◆ **Instruction**: Starting at the line containing "Patent image size: (956, 445)." and ending at the line containing "The seal and skin layer 24 is at (733, 313).", arrange those records as a two-column CSV with the columns input and output. Give one row per record, holding its text and its answer, with each in a single quoted field and any line breaks replaced by spaces.

++++

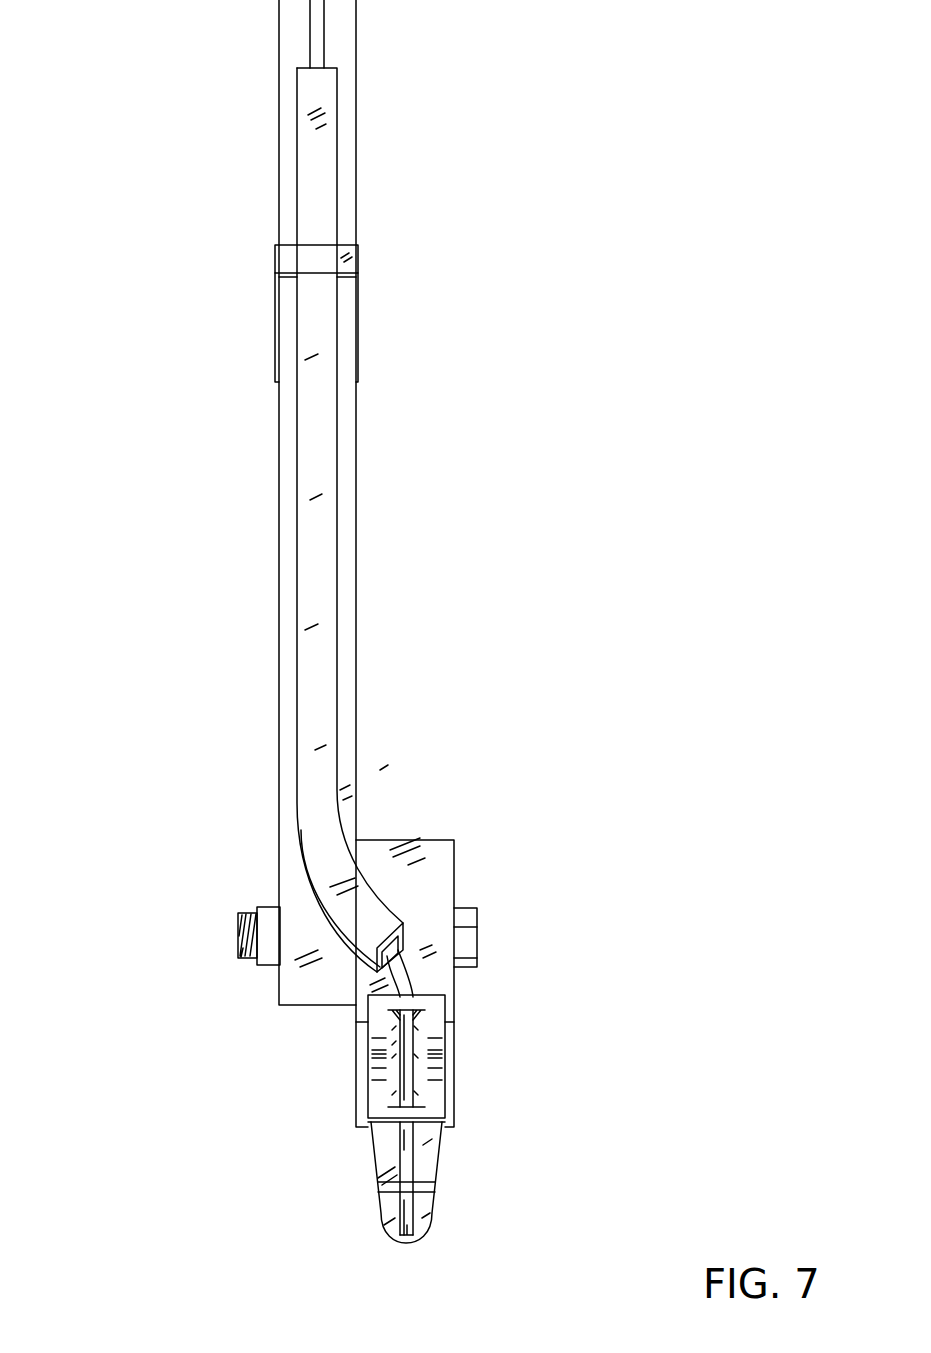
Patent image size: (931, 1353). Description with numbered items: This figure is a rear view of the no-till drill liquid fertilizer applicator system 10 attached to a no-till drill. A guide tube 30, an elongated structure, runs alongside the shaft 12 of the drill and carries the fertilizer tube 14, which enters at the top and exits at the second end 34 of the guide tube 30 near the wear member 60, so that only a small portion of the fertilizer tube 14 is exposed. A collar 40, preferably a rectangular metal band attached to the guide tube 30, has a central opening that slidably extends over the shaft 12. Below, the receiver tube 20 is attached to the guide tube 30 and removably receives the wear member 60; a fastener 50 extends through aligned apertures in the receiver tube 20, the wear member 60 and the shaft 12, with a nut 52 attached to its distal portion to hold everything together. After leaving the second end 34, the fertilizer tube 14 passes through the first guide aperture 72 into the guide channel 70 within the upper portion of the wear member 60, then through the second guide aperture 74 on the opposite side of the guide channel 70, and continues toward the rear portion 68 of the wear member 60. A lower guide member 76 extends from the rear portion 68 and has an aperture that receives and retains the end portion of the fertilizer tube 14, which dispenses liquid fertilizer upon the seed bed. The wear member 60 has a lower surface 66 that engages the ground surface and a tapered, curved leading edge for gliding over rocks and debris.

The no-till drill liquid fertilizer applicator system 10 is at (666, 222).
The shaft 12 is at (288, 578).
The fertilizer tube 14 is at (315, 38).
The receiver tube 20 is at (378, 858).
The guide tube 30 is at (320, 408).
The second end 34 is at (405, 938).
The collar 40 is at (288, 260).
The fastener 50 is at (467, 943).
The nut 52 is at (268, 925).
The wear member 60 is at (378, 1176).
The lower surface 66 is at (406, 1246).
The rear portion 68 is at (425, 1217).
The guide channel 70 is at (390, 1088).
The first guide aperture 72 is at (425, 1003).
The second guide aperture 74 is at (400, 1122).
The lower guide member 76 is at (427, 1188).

++++

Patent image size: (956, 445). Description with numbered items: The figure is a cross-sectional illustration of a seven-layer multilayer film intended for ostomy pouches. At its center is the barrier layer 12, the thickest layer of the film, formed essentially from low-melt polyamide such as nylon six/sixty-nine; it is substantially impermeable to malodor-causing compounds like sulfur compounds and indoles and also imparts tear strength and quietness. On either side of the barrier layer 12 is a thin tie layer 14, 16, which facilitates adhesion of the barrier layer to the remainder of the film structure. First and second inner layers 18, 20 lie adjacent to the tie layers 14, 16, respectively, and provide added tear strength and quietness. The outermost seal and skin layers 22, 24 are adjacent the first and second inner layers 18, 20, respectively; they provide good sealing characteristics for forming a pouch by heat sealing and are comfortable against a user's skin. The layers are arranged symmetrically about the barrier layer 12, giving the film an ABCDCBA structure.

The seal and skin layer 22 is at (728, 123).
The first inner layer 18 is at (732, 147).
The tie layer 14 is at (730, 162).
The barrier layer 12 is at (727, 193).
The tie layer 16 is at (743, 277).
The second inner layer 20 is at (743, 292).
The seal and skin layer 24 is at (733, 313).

++++

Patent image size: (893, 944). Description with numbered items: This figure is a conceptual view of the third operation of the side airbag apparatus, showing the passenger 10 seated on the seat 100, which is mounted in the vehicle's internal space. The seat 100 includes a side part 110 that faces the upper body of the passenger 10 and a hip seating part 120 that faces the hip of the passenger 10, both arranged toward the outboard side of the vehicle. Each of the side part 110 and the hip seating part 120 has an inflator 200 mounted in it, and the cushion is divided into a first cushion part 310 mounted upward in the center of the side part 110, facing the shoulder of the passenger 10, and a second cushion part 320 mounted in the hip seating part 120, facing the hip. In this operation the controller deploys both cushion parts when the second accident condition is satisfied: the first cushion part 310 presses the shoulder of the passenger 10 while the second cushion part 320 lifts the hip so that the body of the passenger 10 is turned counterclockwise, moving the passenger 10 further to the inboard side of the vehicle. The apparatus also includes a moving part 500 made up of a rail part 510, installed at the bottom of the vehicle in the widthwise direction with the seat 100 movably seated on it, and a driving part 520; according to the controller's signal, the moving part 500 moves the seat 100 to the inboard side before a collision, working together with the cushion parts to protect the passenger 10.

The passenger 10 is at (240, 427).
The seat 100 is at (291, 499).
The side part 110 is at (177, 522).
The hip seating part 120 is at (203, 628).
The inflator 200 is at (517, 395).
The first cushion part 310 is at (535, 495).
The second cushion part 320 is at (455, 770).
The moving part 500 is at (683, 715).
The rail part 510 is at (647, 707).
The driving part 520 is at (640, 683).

++++

◆ **Response to this exercise**:
input,output
"Patent image size: (956, 445). Description with numbered items: The figure is a cross-sectional illustration of a seven-layer multilayer film intended for ostomy pouches. At its center is the barrier layer 12, the thickest layer of the film, formed essentially from low-melt polyamide such as nylon six/sixty-nine; it is substantially impermeable to malodor-causing compounds like sulfur compounds and indoles and also imparts tear strength and quietness. On either side of the barrier layer 12 is a thin tie layer 14, 16, which facilitates adhesion of the barrier layer to the remainder of the film structure. First and second inner layers 18, 20 lie adjacent to the tie layers 14, 16, respectively, and provide added tear strength and quietness. The outermost seal and skin layers 22, 24 are adjacent the first and second inner layers 18, 20, respectively; they provide good sealing characteristics for forming a pouch by heat sealing and are comfortable against a user's skin. The layers are arranged symmetrically about the barrier layer 12, giving the film an ABCDCBA structure.","The seal and skin layer 22 is at (728, 123). The first inner layer 18 is at (732, 147). The tie layer 14 is at (730, 162). The barrier layer 12 is at (727, 193). The tie layer 16 is at (743, 277). The second inner layer 20 is at (743, 292). The seal and skin layer 24 is at (733, 313)."